* [Task requirements]: Which lines in the material below contain the word "واللغة"? Copy each of them.

━━ Input ━━

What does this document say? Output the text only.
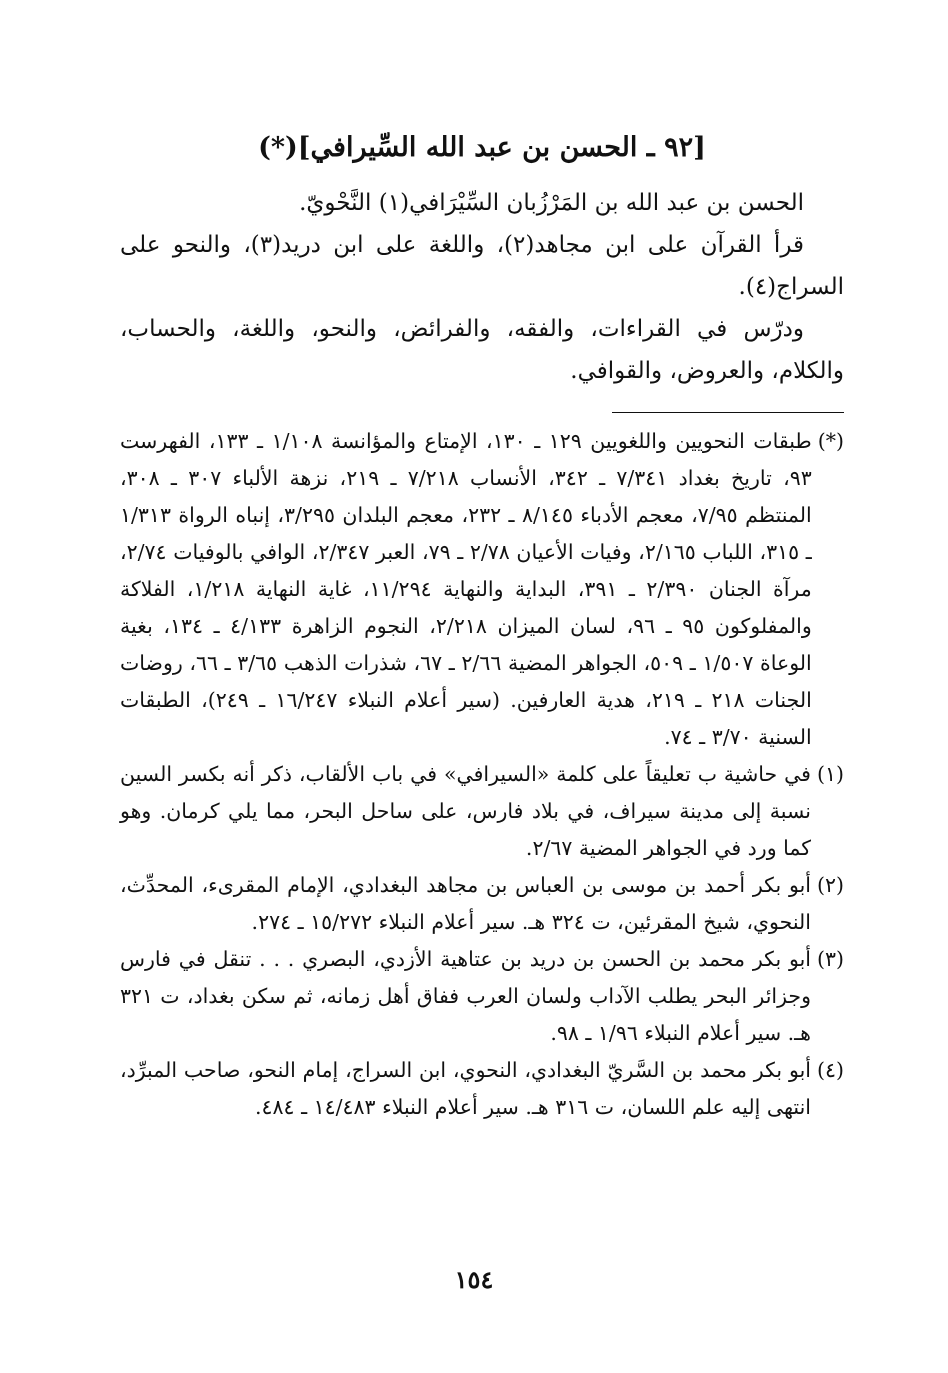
[٩٢ ـ الحسن بن عبد الله السِّيرافي](*)

الحسن بن عبد الله بن المَرْزُبان السِّيْرَافي(١) النَّحْويّ.

قرأ القرآن على ابن مجاهد(٢)، واللغة على ابن دريد(٣)، والنحو على السراج(٤).

ودرّس في القراءات، والفقه، والفرائض، والنحو، واللغة، والحساب، والكلام، والعروض، والقوافي.

(*)
طبقات النحويين واللغويين ١٢٩ ـ ١٣٠، الإمتاع والمؤانسة ١/١٠٨ ـ ١٣٣، الفهرست ٩٣، تاريخ بغداد ٧/٣٤١ ـ ٣٤٢، الأنساب ٧/٢١٨ ـ ٢١٩، نزهة الألباء ٣٠٧ ـ ٣٠٨، المنتظم ٧/٩٥، معجم الأدباء ٨/١٤٥ ـ ٢٣٢، معجم البلدان ٣/٢٩٥، إنباه الرواة ١/٣١٣ ـ ٣١٥، اللباب ٢/١٦٥، وفيات الأعيان ٢/٧٨ ـ ٧٩، العبر ٢/٣٤٧، الوافي بالوفيات ٢/٧٤، مرآة الجنان ٢/٣٩٠ ـ ٣٩١، البداية والنهاية ١١/٢٩٤، غاية النهاية ١/٢١٨، الفلاكة والمفلوكون ٩٥ ـ ٩٦، لسان الميزان ٢/٢١٨، النجوم الزاهرة ٤/١٣٣ ـ ١٣٤، بغية الوعاة ١/٥٠٧ ـ ٥٠٩، الجواهر المضية ٢/٦٦ ـ ٦٧، شذرات الذهب ٣/٦٥ ـ ٦٦، روضات الجنات ٢١٨ ـ ٢١٩، هدية العارفين. (سير أعلام النبلاء ١٦/٢٤٧ ـ ٢٤٩)، الطبقات السنية ٣/٧٠ ـ ٧٤.
(١)
في حاشية ب تعليقاً على كلمة «السيرافي» في باب الألقاب، ذكر أنه بكسر السين نسبة إلى مدينة سيراف، في بلاد فارس، على ساحل البحر، مما يلي كرمان. وهو كما ورد في الجواهر المضية ٢/٦٧.
(٢)
أبو بكر أحمد بن موسى بن العباس بن مجاهد البغدادي، الإمام المقرىء، المحدِّث، النحوي، شيخ المقرئين، ت ٣٢٤ هـ. سير أعلام النبلاء ١٥/٢٧٢ ـ ٢٧٤.
(٣)
أبو بكر محمد بن الحسن بن دريد بن عتاهية الأزدي، البصري . . . تنقل في فارس وجزائر البحر يطلب الآداب ولسان العرب ففاق أهل زمانه، ثم سكن بغداد، ت ٣٢١ هـ. سير أعلام النبلاء ١/٩٦ ـ ٩٨.
(٤)
أبو بكر محمد بن السَّريّ البغدادي، النحوي، ابن السراج، إمام النحو، صاحب المبرِّد، انتهى إليه علم اللسان، ت ٣١٦ هـ. سير أعلام النبلاء ١٤/٤٨٣ ـ ٤٨٤.
١٥٤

━━━

* [Solved exercise]:
قرأ القرآن على ابن مجاهد(٢)، واللغة على ابن دريد(٣)، والنحو على السراج(٤).
ودرّس في القراءات، والفقه، والفرائض، والنحو، واللغة، والحساب، والكلام، والعروض، والقوافي.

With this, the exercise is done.